_Brief_.
Would you output the whole listing below, exactly as it reads?

[Data listing]
— BEGIN —
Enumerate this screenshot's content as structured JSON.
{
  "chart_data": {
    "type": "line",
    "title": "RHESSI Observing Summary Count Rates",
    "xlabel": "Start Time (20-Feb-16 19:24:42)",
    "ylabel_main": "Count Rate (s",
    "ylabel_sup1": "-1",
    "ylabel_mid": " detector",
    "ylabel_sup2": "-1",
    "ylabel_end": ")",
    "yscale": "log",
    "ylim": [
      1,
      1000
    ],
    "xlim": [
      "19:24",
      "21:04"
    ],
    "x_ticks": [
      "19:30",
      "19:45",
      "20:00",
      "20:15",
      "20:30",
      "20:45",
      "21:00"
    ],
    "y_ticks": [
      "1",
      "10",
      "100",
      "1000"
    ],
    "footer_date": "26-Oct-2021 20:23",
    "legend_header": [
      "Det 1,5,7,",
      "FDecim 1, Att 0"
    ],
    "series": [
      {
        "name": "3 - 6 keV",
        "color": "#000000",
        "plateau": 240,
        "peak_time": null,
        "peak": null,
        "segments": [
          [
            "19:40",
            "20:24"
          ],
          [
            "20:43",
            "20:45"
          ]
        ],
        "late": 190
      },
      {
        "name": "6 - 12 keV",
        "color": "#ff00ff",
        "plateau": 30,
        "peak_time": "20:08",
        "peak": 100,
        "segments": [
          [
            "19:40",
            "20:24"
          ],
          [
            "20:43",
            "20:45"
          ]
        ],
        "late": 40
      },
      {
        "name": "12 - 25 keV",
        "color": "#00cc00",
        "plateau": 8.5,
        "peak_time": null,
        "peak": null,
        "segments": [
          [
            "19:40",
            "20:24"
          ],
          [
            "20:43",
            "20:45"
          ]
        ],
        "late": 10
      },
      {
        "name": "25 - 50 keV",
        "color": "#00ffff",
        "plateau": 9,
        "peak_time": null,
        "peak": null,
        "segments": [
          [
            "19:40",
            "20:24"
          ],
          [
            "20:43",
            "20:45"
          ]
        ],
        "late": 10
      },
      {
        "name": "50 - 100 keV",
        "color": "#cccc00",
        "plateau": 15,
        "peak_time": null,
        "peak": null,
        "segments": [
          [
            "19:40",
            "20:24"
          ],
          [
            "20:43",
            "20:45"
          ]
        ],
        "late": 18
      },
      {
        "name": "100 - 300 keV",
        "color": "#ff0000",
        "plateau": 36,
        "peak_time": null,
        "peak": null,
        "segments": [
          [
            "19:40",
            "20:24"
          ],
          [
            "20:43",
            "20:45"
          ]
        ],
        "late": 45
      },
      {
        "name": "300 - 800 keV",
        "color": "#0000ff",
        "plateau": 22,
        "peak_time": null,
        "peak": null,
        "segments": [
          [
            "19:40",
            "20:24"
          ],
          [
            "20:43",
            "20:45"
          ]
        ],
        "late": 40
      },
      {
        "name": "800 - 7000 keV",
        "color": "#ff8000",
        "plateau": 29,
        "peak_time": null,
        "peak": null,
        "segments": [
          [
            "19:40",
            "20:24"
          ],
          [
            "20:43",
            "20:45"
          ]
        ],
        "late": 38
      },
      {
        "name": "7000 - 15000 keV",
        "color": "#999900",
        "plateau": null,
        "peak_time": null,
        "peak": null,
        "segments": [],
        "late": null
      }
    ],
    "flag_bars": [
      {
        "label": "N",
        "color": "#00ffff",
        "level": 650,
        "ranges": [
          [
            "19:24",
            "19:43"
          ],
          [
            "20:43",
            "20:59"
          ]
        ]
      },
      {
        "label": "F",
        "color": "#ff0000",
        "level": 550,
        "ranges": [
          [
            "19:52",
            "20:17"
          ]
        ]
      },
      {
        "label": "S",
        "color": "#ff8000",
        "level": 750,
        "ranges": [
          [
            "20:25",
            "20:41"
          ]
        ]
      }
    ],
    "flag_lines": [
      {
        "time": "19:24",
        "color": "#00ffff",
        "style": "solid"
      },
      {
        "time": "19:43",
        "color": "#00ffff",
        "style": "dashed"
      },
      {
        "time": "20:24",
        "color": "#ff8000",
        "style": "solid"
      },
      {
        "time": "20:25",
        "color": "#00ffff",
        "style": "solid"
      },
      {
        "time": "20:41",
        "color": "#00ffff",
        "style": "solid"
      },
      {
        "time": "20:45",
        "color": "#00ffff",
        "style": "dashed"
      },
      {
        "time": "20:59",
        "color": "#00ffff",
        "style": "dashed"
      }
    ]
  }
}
— END —
_Exercise output_.
Enumerate this screenshot's content as structured JSON.
{
  "chart_data": {
    "type": "line",
    "title": "RHESSI Observing Summary Count Rates",
    "xlabel": "Start Time (20-Feb-16 19:24:42)",
    "ylabel_main": "Count Rate (s",
    "ylabel_sup1": "-1",
    "ylabel_mid": " detector",
    "ylabel_sup2": "-1",
    "ylabel_end": ")",
    "yscale": "log",
    "ylim": [
      1,
      1000
    ],
    "xlim": [
      "19:24",
      "21:04"
    ],
    "x_ticks": [
      "19:30",
      "19:45",
      "20:00",
      "20:15",
      "20:30",
      "20:45",
      "21:00"
    ],
    "y_ticks": [
      "1",
      "10",
      "100",
      "1000"
    ],
    "footer_date": "26-Oct-2021 20:23",
    "legend_header": [
      "Det 1,5,7,",
      "FDecim 1, Att 0"
    ],
    "series": [
      {
        "name": "3 - 6 keV",
        "color": "#000000",
        "plateau": 240,
        "peak_time": null,
        "peak": null,
        "segments": [
          [
            "19:40",
            "20:24"
          ],
          [
            "20:43",
            "20:45"
          ]
        ],
        "late": 190
      },
      {
        "name": "6 - 12 keV",
        "color": "#ff00ff",
        "plateau": 30,
        "peak_time": "20:08",
        "peak": 100,
        "segments": [
          [
            "19:40",
            "20:24"
          ],
          [
            "20:43",
            "20:45"
          ]
        ],
        "late": 40
      },
      {
        "name": "12 - 25 keV",
        "color": "#00cc00",
        "plateau": 8.5,
        "peak_time": null,
        "peak": null,
        "segments": [
          [
            "19:40",
            "20:24"
          ],
          [
            "20:43",
            "20:45"
          ]
        ],
        "late": 10
      },
      {
        "name": "25 - 50 keV",
        "color": "#00ffff",
        "plateau": 9,
        "peak_time": null,
        "peak": null,
        "segments": [
          [
            "19:40",
            "20:24"
          ],
          [
            "20:43",
            "20:45"
          ]
        ],
        "late": 10
      },
      {
        "name": "50 - 100 keV",
        "color": "#cccc00",
        "plateau": 15,
        "peak_time": null,
        "peak": null,
        "segments": [
          [
            "19:40",
            "20:24"
          ],
          [
            "20:43",
            "20:45"
          ]
        ],
        "late": 18
      },
      {
        "name": "100 - 300 keV",
        "color": "#ff0000",
        "plateau": 36,
        "peak_time": null,
        "peak": null,
        "segments": [
          [
            "19:40",
            "20:24"
          ],
          [
            "20:43",
            "20:45"
          ]
        ],
        "late": 45
      },
      {
        "name": "300 - 800 keV",
        "color": "#0000ff",
        "plateau": 22,
        "peak_time": null,
        "peak": null,
        "segments": [
          [
            "19:40",
            "20:24"
          ],
          [
            "20:43",
            "20:45"
          ]
        ],
        "late": 40
      },
      {
        "name": "800 - 7000 keV",
        "color": "#ff8000",
        "plateau": 29,
        "peak_time": null,
        "peak": null,
        "segments": [
          [
            "19:40",
            "20:24"
          ],
          [
            "20:43",
            "20:45"
          ]
        ],
        "late": 38
      },
      {
        "name": "7000 - 15000 keV",
        "color": "#999900",
        "plateau": null,
        "peak_time": null,
        "peak": null,
        "segments": [],
        "late": null
      }
    ],
    "flag_bars": [
      {
        "label": "N",
        "color": "#00ffff",
        "level": 650,
        "ranges": [
          [
            "19:24",
            "19:43"
          ],
          [
            "20:43",
            "20:59"
          ]
        ]
      },
      {
        "label": "F",
        "color": "#ff0000",
        "level": 550,
        "ranges": [
          [
            "19:52",
            "20:17"
          ]
        ]
      },
      {
        "label": "S",
        "color": "#ff8000",
        "level": 750,
        "ranges": [
          [
            "20:25",
            "20:41"
          ]
        ]
      }
    ],
    "flag_lines": [
      {
        "time": "19:24",
        "color": "#00ffff",
        "style": "solid"
      },
      {
        "time": "19:43",
        "color": "#00ffff",
        "style": "dashed"
      },
      {
        "time": "20:24",
        "color": "#ff8000",
        "style": "solid"
      },
      {
        "time": "20:25",
        "color": "#00ffff",
        "style": "solid"
      },
      {
        "time": "20:41",
        "color": "#00ffff",
        "style": "solid"
      },
      {
        "time": "20:45",
        "color": "#00ffff",
        "style": "dashed"
      },
      {
        "time": "20:59",
        "color": "#00ffff",
        "style": "dashed"
      }
    ]
  }
}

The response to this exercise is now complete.